═══ DATA SECTION ═══

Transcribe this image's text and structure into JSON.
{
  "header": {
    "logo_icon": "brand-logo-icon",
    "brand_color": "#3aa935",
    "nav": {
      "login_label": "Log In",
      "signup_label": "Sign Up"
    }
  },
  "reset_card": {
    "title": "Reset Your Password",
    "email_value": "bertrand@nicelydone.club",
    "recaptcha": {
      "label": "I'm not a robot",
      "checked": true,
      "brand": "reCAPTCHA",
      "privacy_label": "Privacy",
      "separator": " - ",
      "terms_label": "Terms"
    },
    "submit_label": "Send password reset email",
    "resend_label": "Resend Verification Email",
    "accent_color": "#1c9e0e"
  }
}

═══

→ **SET PROBLEM**:
Return all of the entries exactly as they were supplied.

→ **EXPECTED ANSWER**:
Transcribe this image's text and structure into JSON.
{
  "header": {
    "logo_icon": "brand-logo-icon",
    "brand_color": "#3aa935",
    "nav": {
      "login_label": "Log In",
      "signup_label": "Sign Up"
    }
  },
  "reset_card": {
    "title": "Reset Your Password",
    "email_value": "bertrand@nicelydone.club",
    "recaptcha": {
      "label": "I'm not a robot",
      "checked": true,
      "brand": "reCAPTCHA",
      "privacy_label": "Privacy",
      "separator": " - ",
      "terms_label": "Terms"
    },
    "submit_label": "Send password reset email",
    "resend_label": "Resend Verification Email",
    "accent_color": "#1c9e0e"
  }
}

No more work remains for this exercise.